=== STORED ROWS ===
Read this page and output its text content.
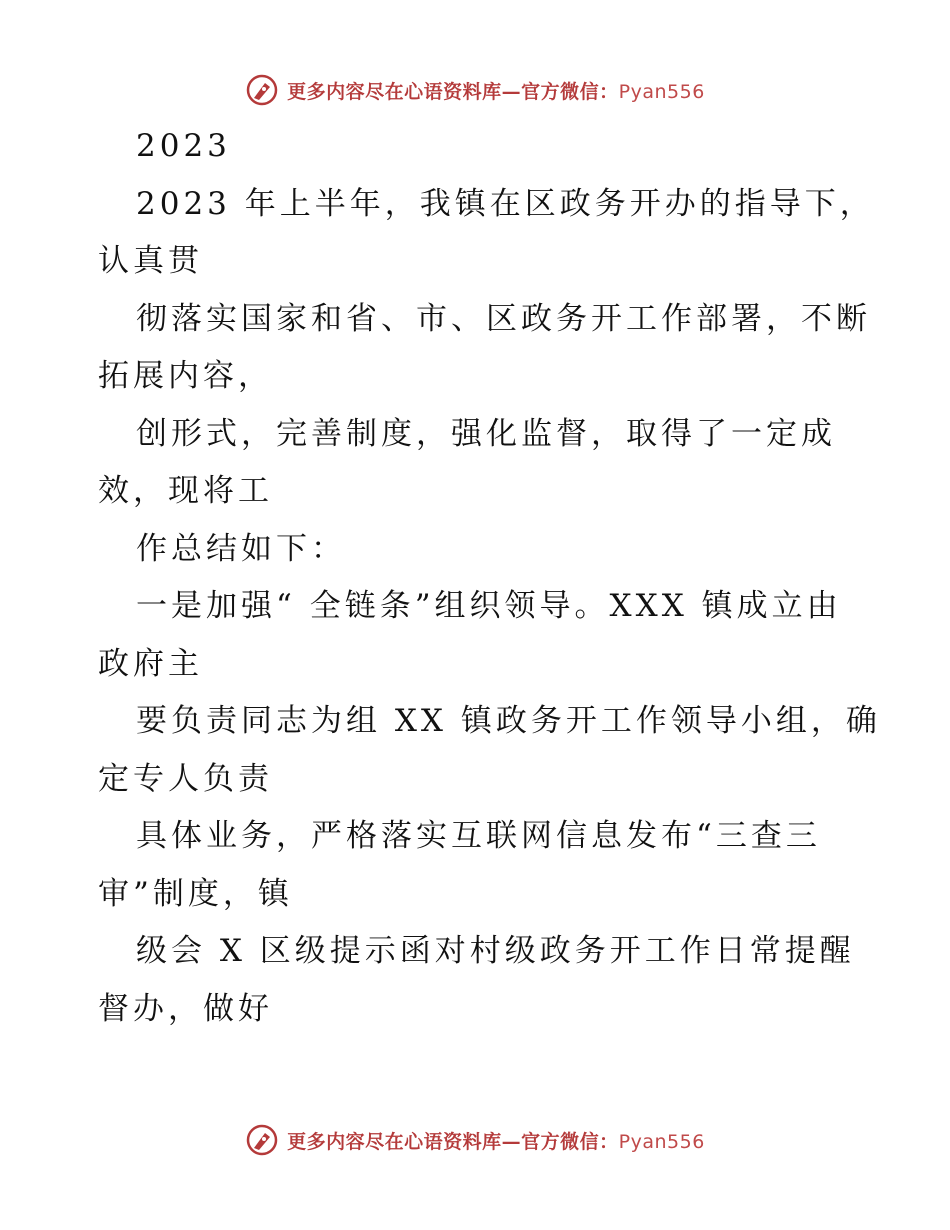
更多内容尽在心语资料库—官方微信：Pyan556
2023
2023 年上半年，我镇在区政务开办的指导下，
认真贯
彻落实国家和省、市、区政务开工作部署，不断
拓展内容，
创形式，完善制度，强化监督，取得了一定成
效，现将工
作总结如下：
一是加强“ 全链条”组织领导。XXX 镇成立由
政府主
要负责同志为组 XX 镇政务开工作领导小组，确
定专人负责
具体业务，严格落实互联网信息发布“三查三
审”制度，镇
级会 X 区级提示函对村级政务开工作日常提醒
督办，做好
更多内容尽在心语资料库—官方微信：Pyan556
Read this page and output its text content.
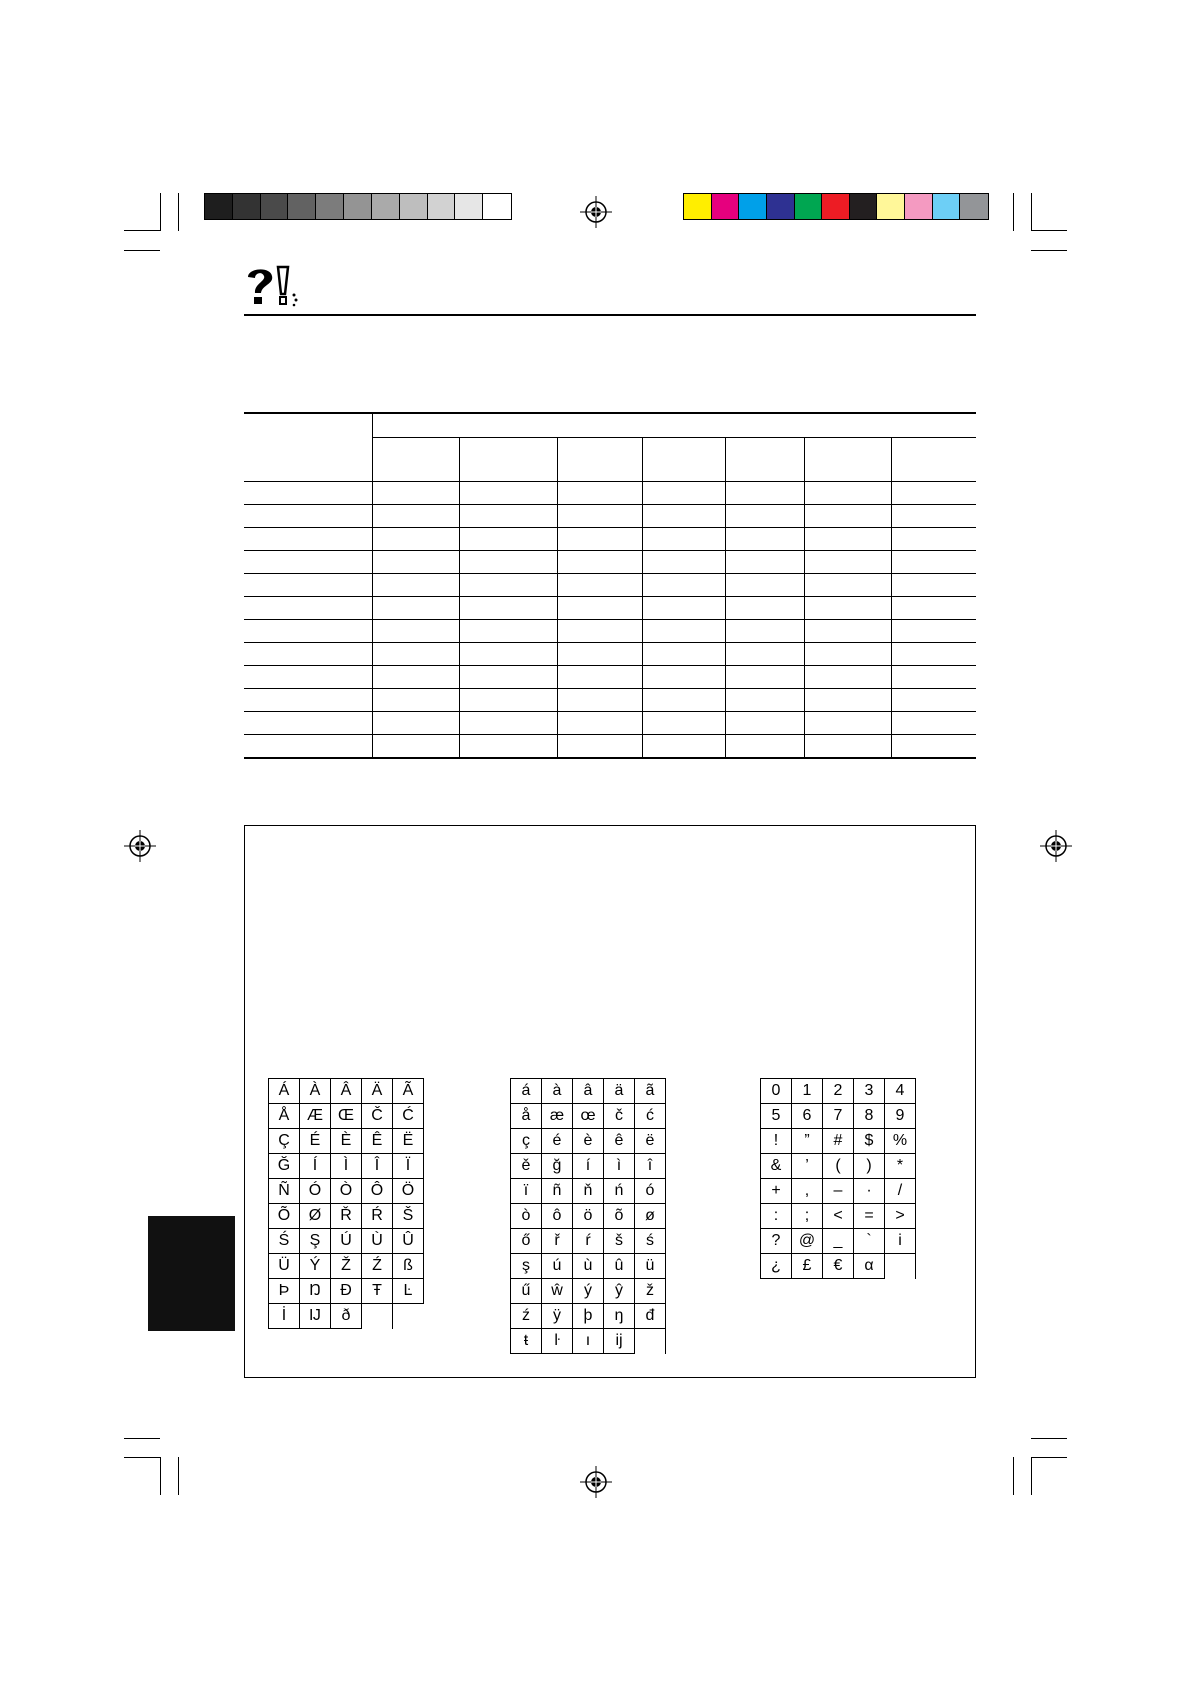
Á	À	Â	Ä	Ã
Å	Æ	Œ	Č	Ć
Ç	É	È	Ê	Ë
Ğ	Í	Ì	Î	Ï
Ñ	Ó	Ò	Ô	Ö
Õ	Ø	Ř	Ŕ	Š
Ś	Ş	Ú	Ù	Û
Ü	Ý	Ž	Ź	ß
Þ	Ŋ	Đ	Ŧ	Ŀ
İ	Ĳ	ð		
á	à	â	ä	ã
å	æ	œ	č	ć
ç	é	è	ê	ë
ě	ğ	í	ì	î
ï	ñ	ň	ń	ó
ò	ô	ö	õ	ø
ő	ř	ŕ	š	ś
ş	ú	ù	û	ü
ű	ŵ	ý	ŷ	ž
ź	ÿ	þ	ŋ	đ
ŧ	ŀ	ı	ĳ	
0	1	2	3	4
5	6	7	8	9
!	”	#	$	%
&	’	(	)	*
+	,	–	·	/
:	;	<	=	>
?	@	_	`	i
¿	£	€	α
===
* _THE TASK_: From the listing above, print every entry precisely and drop the pictures.

* _EXPECTED OUTPUT_:
Read this page and output its text content.
更多内容尽在心语资料库—官方微信：Pyan556
2023
2023 年上半年，我镇在区政务开办的指导下，
认真贯
彻落实国家和省、市、区政务开工作部署，不断
拓展内容，
创形式，完善制度，强化监督，取得了一定成
效，现将工
作总结如下：
一是加强“ 全链条”组织领导。XXX 镇成立由
政府主
要负责同志为组 XX 镇政务开工作领导小组，确
定专人负责
具体业务，严格落实互联网信息发布“三查三
审”制度，镇
级会 X 区级提示函对村级政务开工作日常提醒
督办，做好
更多内容尽在心语资料库—官方微信：Pyan556
Read this page and output its text content.
Á	À	Â	Ä	Ã
Å	Æ	Œ	Č	Ć
Ç	É	È	Ê	Ë
Ğ	Í	Ì	Î	Ï
Ñ	Ó	Ò	Ô	Ö
Õ	Ø	Ř	Ŕ	Š
Ś	Ş	Ú	Ù	Û
Ü	Ý	Ž	Ź	ß
Þ	Ŋ	Đ	Ŧ	Ŀ
İ	Ĳ	ð		
á	à	â	ä	ã
å	æ	œ	č	ć
ç	é	è	ê	ë
ě	ğ	í	ì	î
ï	ñ	ň	ń	ó
ò	ô	ö	õ	ø
ő	ř	ŕ	š	ś
ş	ú	ù	û	ü
ű	ŵ	ý	ŷ	ž
ź	ÿ	þ	ŋ	đ
ŧ	ŀ	ı	ĳ	
0	1	2	3	4
5	6	7	8	9
!	”	#	$	%
&	’	(	)	*
+	,	–	·	/
:	;	<	=	>
?	@	_	`	i
¿	£	€	α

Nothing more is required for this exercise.